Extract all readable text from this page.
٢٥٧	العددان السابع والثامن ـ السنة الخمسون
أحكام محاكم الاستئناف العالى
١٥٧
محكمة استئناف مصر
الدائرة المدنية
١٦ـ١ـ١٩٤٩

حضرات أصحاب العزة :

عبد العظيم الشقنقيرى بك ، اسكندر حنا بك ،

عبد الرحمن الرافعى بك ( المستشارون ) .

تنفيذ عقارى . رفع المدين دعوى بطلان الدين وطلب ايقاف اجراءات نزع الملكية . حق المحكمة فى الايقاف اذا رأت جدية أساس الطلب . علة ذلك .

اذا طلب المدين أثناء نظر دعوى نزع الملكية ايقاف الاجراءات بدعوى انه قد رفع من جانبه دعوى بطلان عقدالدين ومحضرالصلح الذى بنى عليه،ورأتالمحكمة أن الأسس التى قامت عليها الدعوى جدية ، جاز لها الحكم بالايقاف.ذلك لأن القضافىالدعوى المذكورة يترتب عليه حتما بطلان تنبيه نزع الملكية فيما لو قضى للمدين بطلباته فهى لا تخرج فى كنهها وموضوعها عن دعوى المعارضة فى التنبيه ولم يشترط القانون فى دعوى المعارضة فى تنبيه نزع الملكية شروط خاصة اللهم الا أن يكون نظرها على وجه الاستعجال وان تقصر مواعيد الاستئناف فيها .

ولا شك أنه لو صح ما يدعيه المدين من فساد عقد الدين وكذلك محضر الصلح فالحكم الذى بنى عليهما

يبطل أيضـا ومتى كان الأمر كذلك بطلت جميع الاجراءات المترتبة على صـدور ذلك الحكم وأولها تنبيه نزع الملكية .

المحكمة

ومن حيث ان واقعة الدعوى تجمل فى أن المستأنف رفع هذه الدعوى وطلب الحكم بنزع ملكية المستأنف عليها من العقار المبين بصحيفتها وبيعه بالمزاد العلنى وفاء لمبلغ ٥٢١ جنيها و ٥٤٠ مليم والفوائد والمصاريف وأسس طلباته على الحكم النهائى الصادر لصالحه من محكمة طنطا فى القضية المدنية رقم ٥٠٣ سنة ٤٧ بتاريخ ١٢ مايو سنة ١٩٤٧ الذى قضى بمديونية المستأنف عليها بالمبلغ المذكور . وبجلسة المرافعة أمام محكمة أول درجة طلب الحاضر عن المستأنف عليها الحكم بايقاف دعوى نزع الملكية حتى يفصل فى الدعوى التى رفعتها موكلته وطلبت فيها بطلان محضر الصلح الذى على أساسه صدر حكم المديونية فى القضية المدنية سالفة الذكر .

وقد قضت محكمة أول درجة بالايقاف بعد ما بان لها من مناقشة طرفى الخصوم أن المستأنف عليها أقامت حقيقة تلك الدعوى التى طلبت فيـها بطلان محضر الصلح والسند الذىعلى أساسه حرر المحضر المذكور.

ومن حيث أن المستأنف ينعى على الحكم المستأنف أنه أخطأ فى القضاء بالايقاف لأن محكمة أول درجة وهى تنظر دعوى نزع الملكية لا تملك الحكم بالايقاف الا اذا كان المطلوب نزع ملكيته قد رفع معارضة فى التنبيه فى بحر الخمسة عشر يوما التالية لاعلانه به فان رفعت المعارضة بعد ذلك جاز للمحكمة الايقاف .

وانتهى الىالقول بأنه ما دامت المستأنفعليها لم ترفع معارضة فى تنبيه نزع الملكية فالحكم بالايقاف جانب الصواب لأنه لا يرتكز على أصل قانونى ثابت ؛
■ ■ ■ ■ ■ ■ ■
Aim of the task: Transcribe the entire listing above precisely.

Exercise response:
Extract all readable text from this page.
٢٥٧	العددان السابع والثامن ـ السنة الخمسون
أحكام محاكم الاستئناف العالى
١٥٧
محكمة استئناف مصر
الدائرة المدنية
١٦ـ١ـ١٩٤٩

حضرات أصحاب العزة :

عبد العظيم الشقنقيرى بك ، اسكندر حنا بك ،

عبد الرحمن الرافعى بك ( المستشارون ) .

تنفيذ عقارى . رفع المدين دعوى بطلان الدين وطلب ايقاف اجراءات نزع الملكية . حق المحكمة فى الايقاف اذا رأت جدية أساس الطلب . علة ذلك .

اذا طلب المدين أثناء نظر دعوى نزع الملكية ايقاف الاجراءات بدعوى انه قد رفع من جانبه دعوى بطلان عقدالدين ومحضرالصلح الذى بنى عليه،ورأتالمحكمة أن الأسس التى قامت عليها الدعوى جدية ، جاز لها الحكم بالايقاف.ذلك لأن القضافىالدعوى المذكورة يترتب عليه حتما بطلان تنبيه نزع الملكية فيما لو قضى للمدين بطلباته فهى لا تخرج فى كنهها وموضوعها عن دعوى المعارضة فى التنبيه ولم يشترط القانون فى دعوى المعارضة فى تنبيه نزع الملكية شروط خاصة اللهم الا أن يكون نظرها على وجه الاستعجال وان تقصر مواعيد الاستئناف فيها .

ولا شك أنه لو صح ما يدعيه المدين من فساد عقد الدين وكذلك محضر الصلح فالحكم الذى بنى عليهما

يبطل أيضـا ومتى كان الأمر كذلك بطلت جميع الاجراءات المترتبة على صـدور ذلك الحكم وأولها تنبيه نزع الملكية .

المحكمة

ومن حيث ان واقعة الدعوى تجمل فى أن المستأنف رفع هذه الدعوى وطلب الحكم بنزع ملكية المستأنف عليها من العقار المبين بصحيفتها وبيعه بالمزاد العلنى وفاء لمبلغ ٥٢١ جنيها و ٥٤٠ مليم والفوائد والمصاريف وأسس طلباته على الحكم النهائى الصادر لصالحه من محكمة طنطا فى القضية المدنية رقم ٥٠٣ سنة ٤٧ بتاريخ ١٢ مايو سنة ١٩٤٧ الذى قضى بمديونية المستأنف عليها بالمبلغ المذكور . وبجلسة المرافعة أمام محكمة أول درجة طلب الحاضر عن المستأنف عليها الحكم بايقاف دعوى نزع الملكية حتى يفصل فى الدعوى التى رفعتها موكلته وطلبت فيها بطلان محضر الصلح الذى على أساسه صدر حكم المديونية فى القضية المدنية سالفة الذكر .

وقد قضت محكمة أول درجة بالايقاف بعد ما بان لها من مناقشة طرفى الخصوم أن المستأنف عليها أقامت حقيقة تلك الدعوى التى طلبت فيـها بطلان محضر الصلح والسند الذىعلى أساسه حرر المحضر المذكور.

ومن حيث أن المستأنف ينعى على الحكم المستأنف أنه أخطأ فى القضاء بالايقاف لأن محكمة أول درجة وهى تنظر دعوى نزع الملكية لا تملك الحكم بالايقاف الا اذا كان المطلوب نزع ملكيته قد رفع معارضة فى التنبيه فى بحر الخمسة عشر يوما التالية لاعلانه به فان رفعت المعارضة بعد ذلك جاز للمحكمة الايقاف .

وانتهى الىالقول بأنه ما دامت المستأنفعليها لم ترفع معارضة فى تنبيه نزع الملكية فالحكم بالايقاف جانب الصواب لأنه لا يرتكز على أصل قانونى ثابت ؛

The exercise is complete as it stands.